● **Stored data**:
________________________

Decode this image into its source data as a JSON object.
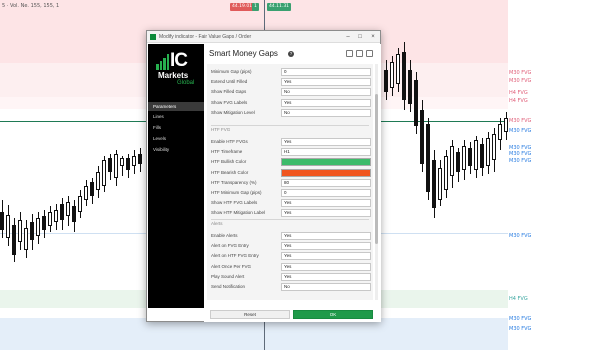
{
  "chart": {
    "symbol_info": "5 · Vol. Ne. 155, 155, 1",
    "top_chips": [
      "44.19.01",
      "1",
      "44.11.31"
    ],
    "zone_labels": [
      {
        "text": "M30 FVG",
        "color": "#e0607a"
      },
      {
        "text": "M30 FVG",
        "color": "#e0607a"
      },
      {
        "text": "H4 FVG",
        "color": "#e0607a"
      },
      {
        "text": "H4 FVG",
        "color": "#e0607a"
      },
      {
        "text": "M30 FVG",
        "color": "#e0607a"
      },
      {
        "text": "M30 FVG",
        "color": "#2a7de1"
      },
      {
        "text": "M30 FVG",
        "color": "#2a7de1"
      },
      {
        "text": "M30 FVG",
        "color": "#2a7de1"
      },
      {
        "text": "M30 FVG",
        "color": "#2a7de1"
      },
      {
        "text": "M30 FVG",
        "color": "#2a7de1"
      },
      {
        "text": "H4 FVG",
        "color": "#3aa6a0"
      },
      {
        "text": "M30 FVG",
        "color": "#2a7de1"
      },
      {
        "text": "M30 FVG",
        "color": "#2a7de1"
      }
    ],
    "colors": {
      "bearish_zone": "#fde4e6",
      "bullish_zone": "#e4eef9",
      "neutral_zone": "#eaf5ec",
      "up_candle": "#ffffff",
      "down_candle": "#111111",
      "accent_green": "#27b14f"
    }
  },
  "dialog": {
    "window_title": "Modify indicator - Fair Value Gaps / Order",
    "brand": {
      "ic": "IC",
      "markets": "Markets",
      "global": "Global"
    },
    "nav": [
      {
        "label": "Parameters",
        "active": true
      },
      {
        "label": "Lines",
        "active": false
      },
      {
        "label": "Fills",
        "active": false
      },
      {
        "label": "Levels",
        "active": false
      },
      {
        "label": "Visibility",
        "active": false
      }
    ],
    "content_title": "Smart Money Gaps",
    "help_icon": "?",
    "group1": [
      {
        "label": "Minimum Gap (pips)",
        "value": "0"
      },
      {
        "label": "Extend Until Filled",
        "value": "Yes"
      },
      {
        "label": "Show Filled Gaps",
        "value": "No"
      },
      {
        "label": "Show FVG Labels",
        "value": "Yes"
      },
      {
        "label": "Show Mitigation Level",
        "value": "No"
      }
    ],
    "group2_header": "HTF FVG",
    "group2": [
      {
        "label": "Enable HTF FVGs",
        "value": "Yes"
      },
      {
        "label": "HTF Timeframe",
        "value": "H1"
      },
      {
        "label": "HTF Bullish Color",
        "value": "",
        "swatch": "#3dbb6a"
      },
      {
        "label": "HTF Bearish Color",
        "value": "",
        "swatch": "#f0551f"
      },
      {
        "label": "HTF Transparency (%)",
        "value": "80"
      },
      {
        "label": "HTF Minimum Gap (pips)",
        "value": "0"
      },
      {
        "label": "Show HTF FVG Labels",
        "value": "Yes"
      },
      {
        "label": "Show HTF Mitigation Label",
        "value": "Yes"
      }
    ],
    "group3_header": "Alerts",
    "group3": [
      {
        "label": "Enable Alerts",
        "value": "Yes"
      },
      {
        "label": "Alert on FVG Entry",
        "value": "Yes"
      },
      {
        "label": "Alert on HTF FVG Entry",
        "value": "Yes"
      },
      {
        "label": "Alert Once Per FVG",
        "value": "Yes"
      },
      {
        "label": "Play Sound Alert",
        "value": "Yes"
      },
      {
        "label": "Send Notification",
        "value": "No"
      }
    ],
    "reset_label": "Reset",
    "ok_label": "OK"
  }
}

________________________

● **Your objective**: With the pictures left out, transcribe the material exactly.

● **Written solution**:
Decode this image into its source data as a JSON object.
{
  "chart": {
    "symbol_info": "5 · Vol. Ne. 155, 155, 1",
    "top_chips": [
      "44.19.01",
      "1",
      "44.11.31"
    ],
    "zone_labels": [
      {
        "text": "M30 FVG",
        "color": "#e0607a"
      },
      {
        "text": "M30 FVG",
        "color": "#e0607a"
      },
      {
        "text": "H4 FVG",
        "color": "#e0607a"
      },
      {
        "text": "H4 FVG",
        "color": "#e0607a"
      },
      {
        "text": "M30 FVG",
        "color": "#e0607a"
      },
      {
        "text": "M30 FVG",
        "color": "#2a7de1"
      },
      {
        "text": "M30 FVG",
        "color": "#2a7de1"
      },
      {
        "text": "M30 FVG",
        "color": "#2a7de1"
      },
      {
        "text": "M30 FVG",
        "color": "#2a7de1"
      },
      {
        "text": "M30 FVG",
        "color": "#2a7de1"
      },
      {
        "text": "H4 FVG",
        "color": "#3aa6a0"
      },
      {
        "text": "M30 FVG",
        "color": "#2a7de1"
      },
      {
        "text": "M30 FVG",
        "color": "#2a7de1"
      }
    ],
    "colors": {
      "bearish_zone": "#fde4e6",
      "bullish_zone": "#e4eef9",
      "neutral_zone": "#eaf5ec",
      "up_candle": "#ffffff",
      "down_candle": "#111111",
      "accent_green": "#27b14f"
    }
  },
  "dialog": {
    "window_title": "Modify indicator - Fair Value Gaps / Order",
    "brand": {
      "ic": "IC",
      "markets": "Markets",
      "global": "Global"
    },
    "nav": [
      {
        "label": "Parameters",
        "active": true
      },
      {
        "label": "Lines",
        "active": false
      },
      {
        "label": "Fills",
        "active": false
      },
      {
        "label": "Levels",
        "active": false
      },
      {
        "label": "Visibility",
        "active": false
      }
    ],
    "content_title": "Smart Money Gaps",
    "help_icon": "?",
    "group1": [
      {
        "label": "Minimum Gap (pips)",
        "value": "0"
      },
      {
        "label": "Extend Until Filled",
        "value": "Yes"
      },
      {
        "label": "Show Filled Gaps",
        "value": "No"
      },
      {
        "label": "Show FVG Labels",
        "value": "Yes"
      },
      {
        "label": "Show Mitigation Level",
        "value": "No"
      }
    ],
    "group2_header": "HTF FVG",
    "group2": [
      {
        "label": "Enable HTF FVGs",
        "value": "Yes"
      },
      {
        "label": "HTF Timeframe",
        "value": "H1"
      },
      {
        "label": "HTF Bullish Color",
        "value": "",
        "swatch": "#3dbb6a"
      },
      {
        "label": "HTF Bearish Color",
        "value": "",
        "swatch": "#f0551f"
      },
      {
        "label": "HTF Transparency (%)",
        "value": "80"
      },
      {
        "label": "HTF Minimum Gap (pips)",
        "value": "0"
      },
      {
        "label": "Show HTF FVG Labels",
        "value": "Yes"
      },
      {
        "label": "Show HTF Mitigation Label",
        "value": "Yes"
      }
    ],
    "group3_header": "Alerts",
    "group3": [
      {
        "label": "Enable Alerts",
        "value": "Yes"
      },
      {
        "label": "Alert on FVG Entry",
        "value": "Yes"
      },
      {
        "label": "Alert on HTF FVG Entry",
        "value": "Yes"
      },
      {
        "label": "Alert Once Per FVG",
        "value": "Yes"
      },
      {
        "label": "Play Sound Alert",
        "value": "Yes"
      },
      {
        "label": "Send Notification",
        "value": "No"
      }
    ],
    "reset_label": "Reset",
    "ok_label": "OK"
  }
}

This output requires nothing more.